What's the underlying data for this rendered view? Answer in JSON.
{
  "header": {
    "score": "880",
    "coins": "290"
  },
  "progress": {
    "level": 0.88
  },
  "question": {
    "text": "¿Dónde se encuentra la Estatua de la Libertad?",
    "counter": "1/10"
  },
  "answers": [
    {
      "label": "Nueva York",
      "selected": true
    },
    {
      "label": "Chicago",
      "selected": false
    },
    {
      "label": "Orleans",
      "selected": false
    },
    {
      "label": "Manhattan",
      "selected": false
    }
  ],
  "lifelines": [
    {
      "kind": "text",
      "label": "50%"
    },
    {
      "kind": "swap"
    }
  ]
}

▶ [TASK DESCRIPTION]
Extract all the material, leaving every line as it is.

▶ [EXPECTED ANSWER]
What's the underlying data for this rendered view? Answer in JSON.
{
  "header": {
    "score": "880",
    "coins": "290"
  },
  "progress": {
    "level": 0.88
  },
  "question": {
    "text": "¿Dónde se encuentra la Estatua de la Libertad?",
    "counter": "1/10"
  },
  "answers": [
    {
      "label": "Nueva York",
      "selected": true
    },
    {
      "label": "Chicago",
      "selected": false
    },
    {
      "label": "Orleans",
      "selected": false
    },
    {
      "label": "Manhattan",
      "selected": false
    }
  ],
  "lifelines": [
    {
      "kind": "text",
      "label": "50%"
    },
    {
      "kind": "swap"
    }
  ]
}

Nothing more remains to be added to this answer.